EXERCISE MATERIAL ▸
——

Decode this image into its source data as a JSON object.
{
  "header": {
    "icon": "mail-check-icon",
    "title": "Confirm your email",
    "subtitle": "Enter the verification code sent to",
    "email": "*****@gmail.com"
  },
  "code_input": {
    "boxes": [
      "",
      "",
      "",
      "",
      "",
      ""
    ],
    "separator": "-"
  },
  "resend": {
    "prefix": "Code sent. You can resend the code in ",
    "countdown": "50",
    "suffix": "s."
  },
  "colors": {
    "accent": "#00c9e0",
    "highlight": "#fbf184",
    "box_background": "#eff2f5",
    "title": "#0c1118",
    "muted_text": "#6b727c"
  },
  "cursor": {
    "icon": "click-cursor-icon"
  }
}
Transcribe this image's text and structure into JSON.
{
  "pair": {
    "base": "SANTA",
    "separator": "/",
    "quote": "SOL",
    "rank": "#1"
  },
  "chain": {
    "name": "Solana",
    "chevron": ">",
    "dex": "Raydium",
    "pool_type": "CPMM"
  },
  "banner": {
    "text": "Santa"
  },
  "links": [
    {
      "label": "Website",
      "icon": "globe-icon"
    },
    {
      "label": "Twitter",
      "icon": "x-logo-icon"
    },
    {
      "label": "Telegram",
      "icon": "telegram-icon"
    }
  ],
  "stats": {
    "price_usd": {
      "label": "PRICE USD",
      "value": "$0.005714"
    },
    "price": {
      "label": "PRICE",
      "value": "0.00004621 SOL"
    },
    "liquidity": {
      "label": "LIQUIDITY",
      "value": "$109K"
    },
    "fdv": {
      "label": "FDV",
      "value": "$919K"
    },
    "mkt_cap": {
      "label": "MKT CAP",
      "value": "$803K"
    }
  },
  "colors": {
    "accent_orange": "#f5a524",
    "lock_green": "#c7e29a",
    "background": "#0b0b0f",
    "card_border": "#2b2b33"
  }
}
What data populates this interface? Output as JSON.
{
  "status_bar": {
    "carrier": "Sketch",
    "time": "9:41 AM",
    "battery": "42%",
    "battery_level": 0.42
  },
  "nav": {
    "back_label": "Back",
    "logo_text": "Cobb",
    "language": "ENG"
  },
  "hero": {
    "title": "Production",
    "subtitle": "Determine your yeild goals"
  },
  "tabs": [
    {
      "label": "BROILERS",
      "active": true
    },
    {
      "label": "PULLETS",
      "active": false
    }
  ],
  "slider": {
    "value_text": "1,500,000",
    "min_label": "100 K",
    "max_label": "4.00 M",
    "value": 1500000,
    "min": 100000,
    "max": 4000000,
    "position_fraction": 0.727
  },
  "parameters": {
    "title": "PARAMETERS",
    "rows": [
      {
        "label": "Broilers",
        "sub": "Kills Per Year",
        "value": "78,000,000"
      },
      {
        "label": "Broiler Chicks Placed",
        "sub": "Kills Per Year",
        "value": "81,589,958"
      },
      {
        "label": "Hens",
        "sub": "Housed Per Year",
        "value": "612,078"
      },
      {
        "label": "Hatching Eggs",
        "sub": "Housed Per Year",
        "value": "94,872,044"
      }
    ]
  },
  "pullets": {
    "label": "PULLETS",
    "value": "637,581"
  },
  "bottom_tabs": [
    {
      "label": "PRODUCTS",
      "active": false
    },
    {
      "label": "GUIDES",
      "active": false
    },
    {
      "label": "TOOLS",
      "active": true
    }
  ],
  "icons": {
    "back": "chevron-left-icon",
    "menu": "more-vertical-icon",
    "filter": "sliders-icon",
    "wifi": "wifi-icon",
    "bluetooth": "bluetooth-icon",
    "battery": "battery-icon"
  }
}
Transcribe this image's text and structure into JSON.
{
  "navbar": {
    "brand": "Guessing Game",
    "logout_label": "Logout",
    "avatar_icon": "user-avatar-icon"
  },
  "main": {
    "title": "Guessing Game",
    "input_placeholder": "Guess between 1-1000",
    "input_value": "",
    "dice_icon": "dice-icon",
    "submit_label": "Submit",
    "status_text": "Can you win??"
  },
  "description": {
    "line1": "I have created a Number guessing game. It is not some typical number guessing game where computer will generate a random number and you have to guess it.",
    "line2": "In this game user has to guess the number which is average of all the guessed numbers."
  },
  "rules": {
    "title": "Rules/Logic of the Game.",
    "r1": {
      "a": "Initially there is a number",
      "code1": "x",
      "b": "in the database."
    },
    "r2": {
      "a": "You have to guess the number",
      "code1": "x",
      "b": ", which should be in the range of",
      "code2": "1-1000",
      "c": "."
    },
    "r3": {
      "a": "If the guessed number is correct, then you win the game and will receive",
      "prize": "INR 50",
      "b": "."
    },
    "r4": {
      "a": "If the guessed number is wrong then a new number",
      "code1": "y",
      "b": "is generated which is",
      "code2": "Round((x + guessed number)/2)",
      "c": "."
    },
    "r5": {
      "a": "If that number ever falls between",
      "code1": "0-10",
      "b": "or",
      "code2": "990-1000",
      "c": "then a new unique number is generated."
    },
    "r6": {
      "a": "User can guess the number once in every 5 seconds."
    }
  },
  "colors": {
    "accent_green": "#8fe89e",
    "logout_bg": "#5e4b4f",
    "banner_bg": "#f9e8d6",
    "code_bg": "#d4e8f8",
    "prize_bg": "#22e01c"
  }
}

——

In the material above, show every line where the word "guessed" turns up.

    "line2": "In this game user has to guess the number which is average of all the guessed numbers."
      "a": "If the guessed number is correct, then you win the game and will receive",
      "a": "If the guessed number is wrong then a new number",
      "code2": "Round((x + guessed number)/2)",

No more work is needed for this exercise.